● **DATA LINES**
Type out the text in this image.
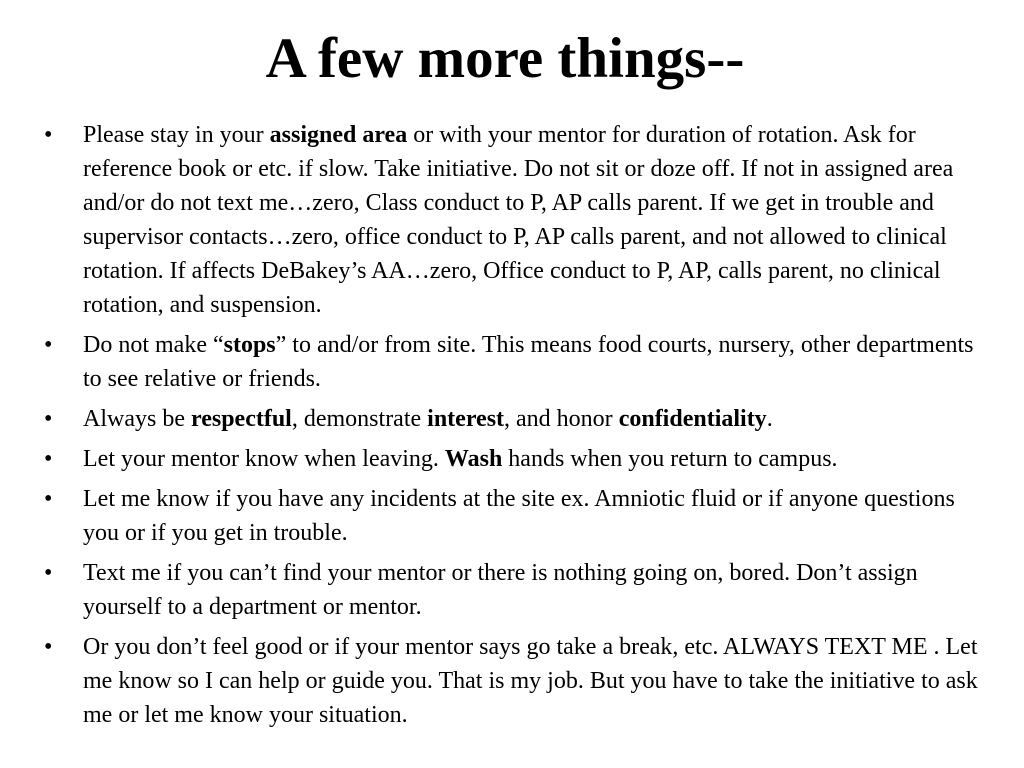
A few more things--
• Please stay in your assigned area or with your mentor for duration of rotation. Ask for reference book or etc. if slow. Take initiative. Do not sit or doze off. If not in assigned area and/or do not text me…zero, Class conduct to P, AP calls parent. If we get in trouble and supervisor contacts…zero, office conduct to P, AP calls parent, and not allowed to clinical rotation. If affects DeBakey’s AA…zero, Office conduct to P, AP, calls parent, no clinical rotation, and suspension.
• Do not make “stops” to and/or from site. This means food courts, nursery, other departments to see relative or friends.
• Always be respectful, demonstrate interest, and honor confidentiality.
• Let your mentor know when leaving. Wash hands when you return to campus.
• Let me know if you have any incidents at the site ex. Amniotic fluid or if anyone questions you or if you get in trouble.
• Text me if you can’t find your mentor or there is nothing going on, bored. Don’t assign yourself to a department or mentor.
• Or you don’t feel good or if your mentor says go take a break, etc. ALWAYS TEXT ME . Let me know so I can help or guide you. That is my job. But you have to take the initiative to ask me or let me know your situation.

● **REQUIRED WORK**
Reproduce the whole listing above word for word, but not its pictures.

● **SOLUTION TO THIS EXERCISE**
Type out the text in this image.
A few more things--
• Please stay in your assigned area or with your mentor for duration of rotation. Ask for reference book or etc. if slow. Take initiative. Do not sit or doze off. If not in assigned area and/or do not text me…zero, Class conduct to P, AP calls parent. If we get in trouble and supervisor contacts…zero, office conduct to P, AP calls parent, and not allowed to clinical rotation. If affects DeBakey’s AA…zero, Office conduct to P, AP, calls parent, no clinical rotation, and suspension.
• Do not make “stops” to and/or from site. This means food courts, nursery, other departments to see relative or friends.
• Always be respectful, demonstrate interest, and honor confidentiality.
• Let your mentor know when leaving. Wash hands when you return to campus.
• Let me know if you have any incidents at the site ex. Amniotic fluid or if anyone questions you or if you get in trouble.
• Text me if you can’t find your mentor or there is nothing going on, bored. Don’t assign yourself to a department or mentor.
• Or you don’t feel good or if your mentor says go take a break, etc. ALWAYS TEXT ME . Let me know so I can help or guide you. That is my job. But you have to take the initiative to ask me or let me know your situation.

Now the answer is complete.